** YOUR INSTRUCTIONS **
Please count the lines in the listing below where the word "options" appears. Give the number only.

** DATA SECTION **
__________

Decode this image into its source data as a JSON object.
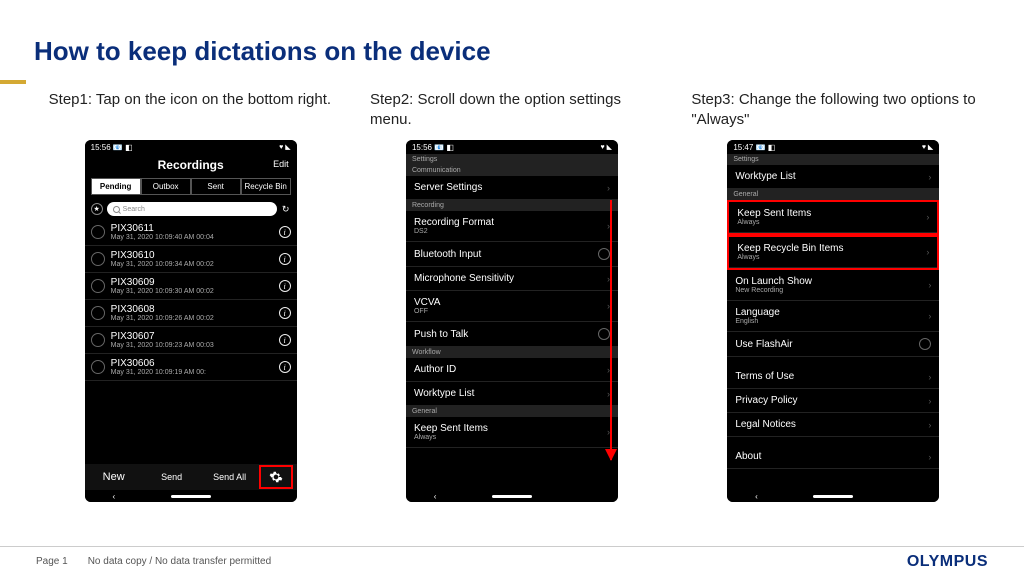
{
  "title": "How to keep dictations on the device",
  "steps": {
    "s1": "Step1: Tap on the icon on the bottom right.",
    "s2": "Step2: Scroll down the option settings menu.",
    "s3": "Step3: Change the following two options to \"Always\""
  },
  "phone1": {
    "time": "15:56  📧 ◧",
    "status_r": "♥ ◣",
    "screen_title": "Recordings",
    "edit": "Edit",
    "tabs": {
      "pending": "Pending",
      "outbox": "Outbox",
      "sent": "Sent",
      "bin": "Recycle Bin"
    },
    "search_placeholder": "Search",
    "items": [
      {
        "title": "PIX30611",
        "sub": "May 31, 2020 10:09:40 AM   00:04"
      },
      {
        "title": "PIX30610",
        "sub": "May 31, 2020 10:09:34 AM   00:02"
      },
      {
        "title": "PIX30609",
        "sub": "May 31, 2020 10:09:30 AM   00:02"
      },
      {
        "title": "PIX30608",
        "sub": "May 31, 2020 10:09:26 AM   00:02"
      },
      {
        "title": "PIX30607",
        "sub": "May 31, 2020 10:09:23 AM   00:03"
      },
      {
        "title": "PIX30606",
        "sub": "May 31, 2020 10:09:19 AM   00:"
      }
    ],
    "bottom": {
      "new": "New",
      "send": "Send",
      "sendall": "Send All"
    }
  },
  "phone2": {
    "time": "15:56  📧 ◧",
    "status_r": "♥ ◣",
    "header": "Settings",
    "sections": {
      "communication": "Communication",
      "recording": "Recording",
      "workflow": "Workflow",
      "general": "General"
    },
    "rows": {
      "server": "Server Settings",
      "format": "Recording Format",
      "format_sub": "DS2",
      "bt": "Bluetooth Input",
      "mic": "Microphone Sensitivity",
      "vcva": "VCVA",
      "vcva_sub": "OFF",
      "ptt": "Push to Talk",
      "author": "Author ID",
      "worktype": "Worktype List",
      "keep_sent": "Keep Sent Items",
      "keep_sent_sub": "Always"
    }
  },
  "phone3": {
    "time": "15:47  📧 ◧",
    "status_r": "♥ ◣",
    "header": "Settings",
    "rows": {
      "worktype": "Worktype List",
      "general": "General",
      "keep_sent": "Keep Sent Items",
      "keep_sent_sub": "Always",
      "keep_bin": "Keep Recycle Bin Items",
      "keep_bin_sub": "Always",
      "launch": "On Launch Show",
      "launch_sub": "New Recording",
      "lang": "Language",
      "lang_sub": "English",
      "flash": "Use FlashAir",
      "terms": "Terms of Use",
      "privacy": "Privacy Policy",
      "legal": "Legal Notices",
      "about": "About"
    }
  },
  "footer": {
    "page": "Page 1",
    "notice": "No data copy / No data transfer permitted",
    "logo": "OLYMPUS"
  }
}
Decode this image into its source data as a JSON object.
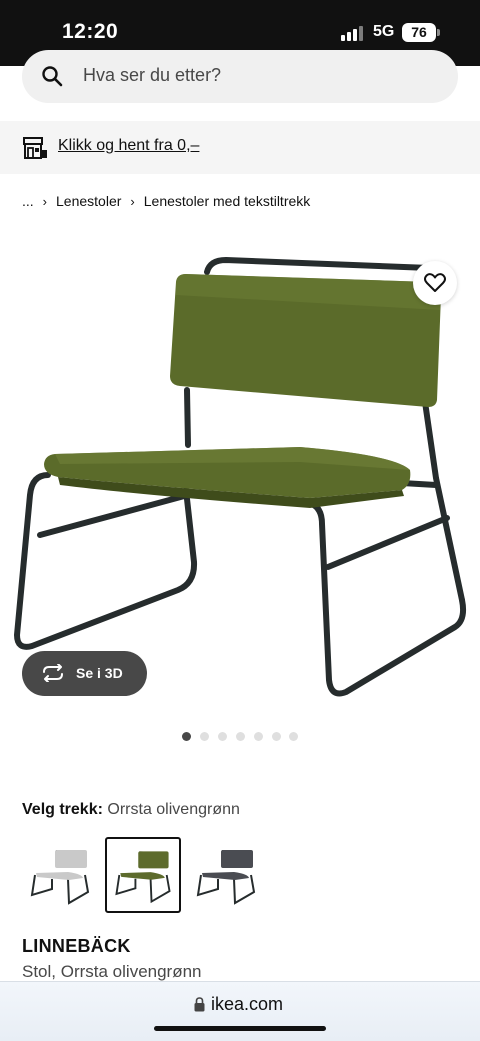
{
  "status_bar": {
    "time": "12:20",
    "network": "5G",
    "battery": "76"
  },
  "search": {
    "placeholder": "Hva ser du etter?"
  },
  "store_banner": {
    "text": "Klikk og hent fra 0,–"
  },
  "breadcrumb": {
    "ellipsis": "...",
    "items": [
      "Lenestoler",
      "Lenestoler med tekstiltrekk"
    ]
  },
  "gallery": {
    "view_3d_label": "Se i 3D",
    "image_count": 7,
    "active_index": 0
  },
  "variants": {
    "heading": "Velg trekk:",
    "selected_value": "Orrsta olivengrønn",
    "options": [
      {
        "color": "#c9c9c9",
        "selected": false
      },
      {
        "color": "#5d6b2c",
        "selected": true
      },
      {
        "color": "#4a4c52",
        "selected": false
      }
    ]
  },
  "product": {
    "name": "LINNEBÄCK",
    "description": "Stol, Orrsta olivengrønn"
  },
  "browser": {
    "url": "ikea.com"
  },
  "colors": {
    "olive": "#5b6b2a",
    "frame": "#262c2d",
    "button_dark": "#484848"
  }
}
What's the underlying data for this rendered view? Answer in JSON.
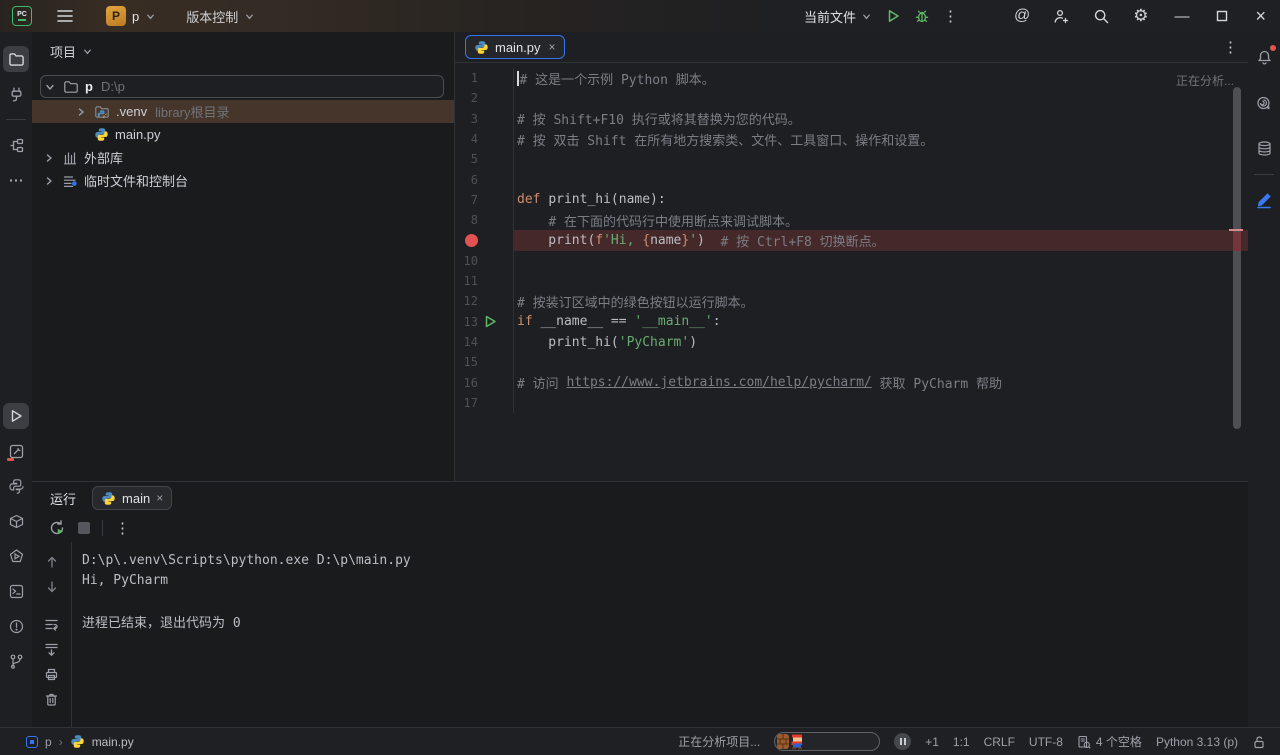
{
  "colors": {
    "accent_blue": "#3574f0",
    "run_green": "#5fb865",
    "breakpoint_red": "#e35252",
    "keyword_orange": "#cf8e6d",
    "string_green": "#6aab73",
    "comment_gray": "#7a7e85",
    "selection_brown": "#45352b"
  },
  "icons": {
    "kebab": "⋮",
    "ellipsis": "⋯",
    "close": "×",
    "minimize": "—",
    "at": "@",
    "gear": "⚙",
    "breadcrumb_sep": "›"
  },
  "titlebar": {
    "logo_text": "PC",
    "project_badge": "P",
    "project_name": "p",
    "vcs_label": "版本控制",
    "run_config_label": "当前文件"
  },
  "project_panel": {
    "title": "项目",
    "items": [
      {
        "level": 0,
        "chevron": "down",
        "icon": "folder",
        "name": "p",
        "hint": "D:\\p",
        "bold": true,
        "focus": true,
        "selected": false
      },
      {
        "level": 1,
        "chevron": "right",
        "icon": "venv-folder",
        "name": ".venv",
        "hint": "library根目录",
        "bold": false,
        "focus": false,
        "selected": true
      },
      {
        "level": 1,
        "chevron": null,
        "icon": "python-file",
        "name": "main.py",
        "hint": "",
        "bold": false,
        "focus": false,
        "selected": false
      },
      {
        "level": 0,
        "chevron": "right",
        "icon": "library",
        "name": "外部库",
        "hint": "",
        "bold": false,
        "focus": false,
        "selected": false
      },
      {
        "level": 0,
        "chevron": "right",
        "icon": "scratches",
        "name": "临时文件和控制台",
        "hint": "",
        "bold": false,
        "focus": false,
        "selected": false
      }
    ]
  },
  "editor": {
    "tab_label": "main.py",
    "analyzing": "正在分析...",
    "lines": [
      {
        "n": "1",
        "caret": true,
        "gutter": null,
        "highlight": false,
        "tokens": [
          [
            "cm",
            "# 这是一个示例 Python 脚本。"
          ]
        ]
      },
      {
        "n": "2",
        "caret": false,
        "gutter": null,
        "highlight": false,
        "tokens": []
      },
      {
        "n": "3",
        "caret": false,
        "gutter": null,
        "highlight": false,
        "tokens": [
          [
            "cm",
            "# 按 Shift+F10 执行或将其替换为您的代码。"
          ]
        ]
      },
      {
        "n": "4",
        "caret": false,
        "gutter": null,
        "highlight": false,
        "tokens": [
          [
            "cm",
            "# 按 双击 Shift 在所有地方搜索类、文件、工具窗口、操作和设置。"
          ]
        ]
      },
      {
        "n": "5",
        "caret": false,
        "gutter": null,
        "highlight": false,
        "tokens": []
      },
      {
        "n": "6",
        "caret": false,
        "gutter": null,
        "highlight": false,
        "tokens": []
      },
      {
        "n": "7",
        "caret": false,
        "gutter": null,
        "highlight": false,
        "tokens": [
          [
            "kw",
            "def "
          ],
          [
            "tx",
            "print_hi(name):"
          ]
        ]
      },
      {
        "n": "8",
        "caret": false,
        "gutter": null,
        "highlight": false,
        "tokens": [
          [
            "tx",
            "    "
          ],
          [
            "cm",
            "# 在下面的代码行中使用断点来调试脚本。"
          ]
        ]
      },
      {
        "n": "9",
        "caret": false,
        "gutter": "breakpoint",
        "highlight": true,
        "tokens": [
          [
            "tx",
            "    print("
          ],
          [
            "kw",
            "f"
          ],
          [
            "st",
            "'Hi, "
          ],
          [
            "br",
            "{"
          ],
          [
            "tx",
            "name"
          ],
          [
            "br",
            "}"
          ],
          [
            "st",
            "'"
          ],
          [
            "tx",
            ")  "
          ],
          [
            "cm",
            "# 按 Ctrl+F8 切换断点。"
          ]
        ]
      },
      {
        "n": "10",
        "caret": false,
        "gutter": null,
        "highlight": false,
        "tokens": []
      },
      {
        "n": "11",
        "caret": false,
        "gutter": null,
        "highlight": false,
        "tokens": []
      },
      {
        "n": "12",
        "caret": false,
        "gutter": null,
        "highlight": false,
        "tokens": [
          [
            "cm",
            "# 按装订区域中的绿色按钮以运行脚本。"
          ]
        ]
      },
      {
        "n": "13",
        "caret": false,
        "gutter": "run",
        "highlight": false,
        "tokens": [
          [
            "kw",
            "if "
          ],
          [
            "tx",
            "__name__ == "
          ],
          [
            "st",
            "'__main__'"
          ],
          [
            "tx",
            ":"
          ]
        ]
      },
      {
        "n": "14",
        "caret": false,
        "gutter": null,
        "highlight": false,
        "tokens": [
          [
            "tx",
            "    print_hi("
          ],
          [
            "st",
            "'PyCharm'"
          ],
          [
            "tx",
            ")"
          ]
        ]
      },
      {
        "n": "15",
        "caret": false,
        "gutter": null,
        "highlight": false,
        "tokens": []
      },
      {
        "n": "16",
        "caret": false,
        "gutter": null,
        "highlight": false,
        "tokens": [
          [
            "cm",
            "# 访问 "
          ],
          [
            "lk",
            "https://www.jetbrains.com/help/pycharm/"
          ],
          [
            "cm",
            " 获取 PyCharm 帮助"
          ]
        ]
      },
      {
        "n": "17",
        "caret": false,
        "gutter": null,
        "highlight": false,
        "tokens": []
      }
    ]
  },
  "run_panel": {
    "title": "运行",
    "tab_label": "main",
    "console": [
      "D:\\p\\.venv\\Scripts\\python.exe D:\\p\\main.py",
      "Hi, PyCharm",
      "",
      "进程已结束，退出代码为 0"
    ]
  },
  "status_bar": {
    "project": "p",
    "file": "main.py",
    "analyzing": "正在分析项目...",
    "extra_count": "+1",
    "caret_pos": "1:1",
    "line_separator": "CRLF",
    "encoding": "UTF-8",
    "indent": "4 个空格",
    "interpreter": "Python 3.13 (p)"
  }
}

__________

** TASK RESPONSE **
2